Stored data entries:
........

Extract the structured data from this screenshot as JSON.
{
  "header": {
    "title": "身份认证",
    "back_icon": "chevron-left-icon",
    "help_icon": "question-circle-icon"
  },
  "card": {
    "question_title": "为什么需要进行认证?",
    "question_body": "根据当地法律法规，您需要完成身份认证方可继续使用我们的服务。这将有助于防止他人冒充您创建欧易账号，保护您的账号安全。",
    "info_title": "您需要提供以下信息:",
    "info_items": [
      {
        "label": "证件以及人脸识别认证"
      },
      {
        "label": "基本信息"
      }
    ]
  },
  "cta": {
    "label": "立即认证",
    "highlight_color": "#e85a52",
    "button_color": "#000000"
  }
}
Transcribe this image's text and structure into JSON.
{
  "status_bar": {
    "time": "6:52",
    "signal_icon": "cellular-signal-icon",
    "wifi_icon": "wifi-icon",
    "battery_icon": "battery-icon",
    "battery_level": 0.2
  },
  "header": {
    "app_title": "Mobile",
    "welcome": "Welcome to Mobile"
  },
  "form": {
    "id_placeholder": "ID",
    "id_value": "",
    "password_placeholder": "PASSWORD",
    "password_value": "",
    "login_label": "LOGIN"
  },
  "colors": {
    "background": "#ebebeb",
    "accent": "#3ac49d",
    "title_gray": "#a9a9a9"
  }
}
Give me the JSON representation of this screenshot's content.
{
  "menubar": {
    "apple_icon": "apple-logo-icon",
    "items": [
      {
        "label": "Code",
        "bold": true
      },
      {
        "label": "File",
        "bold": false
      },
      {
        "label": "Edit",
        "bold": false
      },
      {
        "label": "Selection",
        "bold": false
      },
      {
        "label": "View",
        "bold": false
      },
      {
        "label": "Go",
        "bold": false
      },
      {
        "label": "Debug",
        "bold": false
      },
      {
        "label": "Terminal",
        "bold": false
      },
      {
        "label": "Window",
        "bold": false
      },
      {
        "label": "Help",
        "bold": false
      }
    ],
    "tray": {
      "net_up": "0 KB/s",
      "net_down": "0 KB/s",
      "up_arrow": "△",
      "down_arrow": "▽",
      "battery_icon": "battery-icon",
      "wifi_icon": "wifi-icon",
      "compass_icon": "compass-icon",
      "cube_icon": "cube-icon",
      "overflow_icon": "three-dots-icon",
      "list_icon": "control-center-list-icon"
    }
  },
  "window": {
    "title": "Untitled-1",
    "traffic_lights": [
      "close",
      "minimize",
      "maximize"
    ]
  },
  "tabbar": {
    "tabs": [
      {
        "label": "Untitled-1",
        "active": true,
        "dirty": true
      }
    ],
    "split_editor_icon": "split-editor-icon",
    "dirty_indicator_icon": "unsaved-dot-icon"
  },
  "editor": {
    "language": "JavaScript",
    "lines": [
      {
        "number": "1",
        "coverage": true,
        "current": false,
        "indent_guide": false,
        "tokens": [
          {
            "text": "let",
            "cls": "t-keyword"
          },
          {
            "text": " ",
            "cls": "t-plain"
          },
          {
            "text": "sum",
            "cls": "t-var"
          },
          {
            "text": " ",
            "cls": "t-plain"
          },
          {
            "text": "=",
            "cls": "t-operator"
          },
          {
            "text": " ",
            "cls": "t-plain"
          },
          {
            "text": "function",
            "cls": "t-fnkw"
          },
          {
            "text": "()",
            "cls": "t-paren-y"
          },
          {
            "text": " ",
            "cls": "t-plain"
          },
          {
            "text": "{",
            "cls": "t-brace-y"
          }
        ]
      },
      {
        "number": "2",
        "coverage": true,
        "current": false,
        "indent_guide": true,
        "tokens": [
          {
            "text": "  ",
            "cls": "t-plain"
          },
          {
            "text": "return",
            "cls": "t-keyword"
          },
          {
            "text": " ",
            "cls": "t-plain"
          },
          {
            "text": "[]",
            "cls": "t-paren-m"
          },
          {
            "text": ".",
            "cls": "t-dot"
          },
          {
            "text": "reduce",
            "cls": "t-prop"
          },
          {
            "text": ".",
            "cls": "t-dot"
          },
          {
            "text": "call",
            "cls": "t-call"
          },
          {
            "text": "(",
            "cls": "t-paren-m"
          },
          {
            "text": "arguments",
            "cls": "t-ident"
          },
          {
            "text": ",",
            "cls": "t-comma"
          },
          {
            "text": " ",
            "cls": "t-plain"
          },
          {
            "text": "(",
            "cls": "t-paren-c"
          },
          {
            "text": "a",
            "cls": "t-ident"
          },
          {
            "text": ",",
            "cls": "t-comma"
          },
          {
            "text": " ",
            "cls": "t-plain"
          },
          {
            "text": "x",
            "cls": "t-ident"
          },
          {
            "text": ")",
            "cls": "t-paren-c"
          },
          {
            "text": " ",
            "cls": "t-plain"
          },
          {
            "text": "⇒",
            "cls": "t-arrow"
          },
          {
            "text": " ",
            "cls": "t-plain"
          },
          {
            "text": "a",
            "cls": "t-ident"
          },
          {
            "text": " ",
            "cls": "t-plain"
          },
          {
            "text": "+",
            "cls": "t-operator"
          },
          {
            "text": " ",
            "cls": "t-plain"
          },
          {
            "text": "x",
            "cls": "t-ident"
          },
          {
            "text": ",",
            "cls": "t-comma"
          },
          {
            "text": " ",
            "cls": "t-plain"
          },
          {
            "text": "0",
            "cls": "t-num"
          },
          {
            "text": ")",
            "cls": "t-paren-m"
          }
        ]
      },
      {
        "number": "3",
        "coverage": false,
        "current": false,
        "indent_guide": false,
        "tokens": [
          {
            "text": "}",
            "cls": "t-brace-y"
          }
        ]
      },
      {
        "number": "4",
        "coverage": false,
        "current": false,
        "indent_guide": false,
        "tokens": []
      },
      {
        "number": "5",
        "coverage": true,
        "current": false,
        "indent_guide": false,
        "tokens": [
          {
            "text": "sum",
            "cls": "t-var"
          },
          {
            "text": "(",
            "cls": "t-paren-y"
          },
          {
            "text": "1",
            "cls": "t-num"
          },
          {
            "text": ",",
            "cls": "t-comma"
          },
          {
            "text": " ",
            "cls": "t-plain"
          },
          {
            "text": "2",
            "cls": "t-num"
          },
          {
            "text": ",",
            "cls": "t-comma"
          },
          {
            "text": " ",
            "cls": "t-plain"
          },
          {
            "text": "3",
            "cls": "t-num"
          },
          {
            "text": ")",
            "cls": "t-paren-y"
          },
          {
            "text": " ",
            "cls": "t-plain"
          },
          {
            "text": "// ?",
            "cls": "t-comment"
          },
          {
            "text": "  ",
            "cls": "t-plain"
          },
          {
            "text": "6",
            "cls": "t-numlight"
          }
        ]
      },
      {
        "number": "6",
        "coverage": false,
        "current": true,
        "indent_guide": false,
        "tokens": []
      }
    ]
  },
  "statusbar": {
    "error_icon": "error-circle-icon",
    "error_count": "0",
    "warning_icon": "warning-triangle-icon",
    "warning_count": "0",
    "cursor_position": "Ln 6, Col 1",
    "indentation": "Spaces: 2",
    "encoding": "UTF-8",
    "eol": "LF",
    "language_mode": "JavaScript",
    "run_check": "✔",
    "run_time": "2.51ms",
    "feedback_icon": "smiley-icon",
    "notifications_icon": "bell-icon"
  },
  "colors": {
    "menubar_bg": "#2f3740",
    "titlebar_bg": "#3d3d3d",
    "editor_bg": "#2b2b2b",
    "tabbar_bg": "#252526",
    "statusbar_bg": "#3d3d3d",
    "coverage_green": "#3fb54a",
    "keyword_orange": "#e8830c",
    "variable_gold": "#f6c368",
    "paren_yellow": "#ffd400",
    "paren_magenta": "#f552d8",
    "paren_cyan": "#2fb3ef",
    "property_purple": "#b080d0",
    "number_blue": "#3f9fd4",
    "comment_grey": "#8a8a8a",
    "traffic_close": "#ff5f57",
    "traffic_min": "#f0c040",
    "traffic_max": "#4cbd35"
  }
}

........

# What the exercise asks:
Filter the entries down to the lines with the word "true" in them.

# Complete answer:
        "bold": true
        "active": true,
        "dirty": true
        "coverage": true,
        "coverage": true,
        "indent_guide": true,
        "coverage": true,
        "current": true,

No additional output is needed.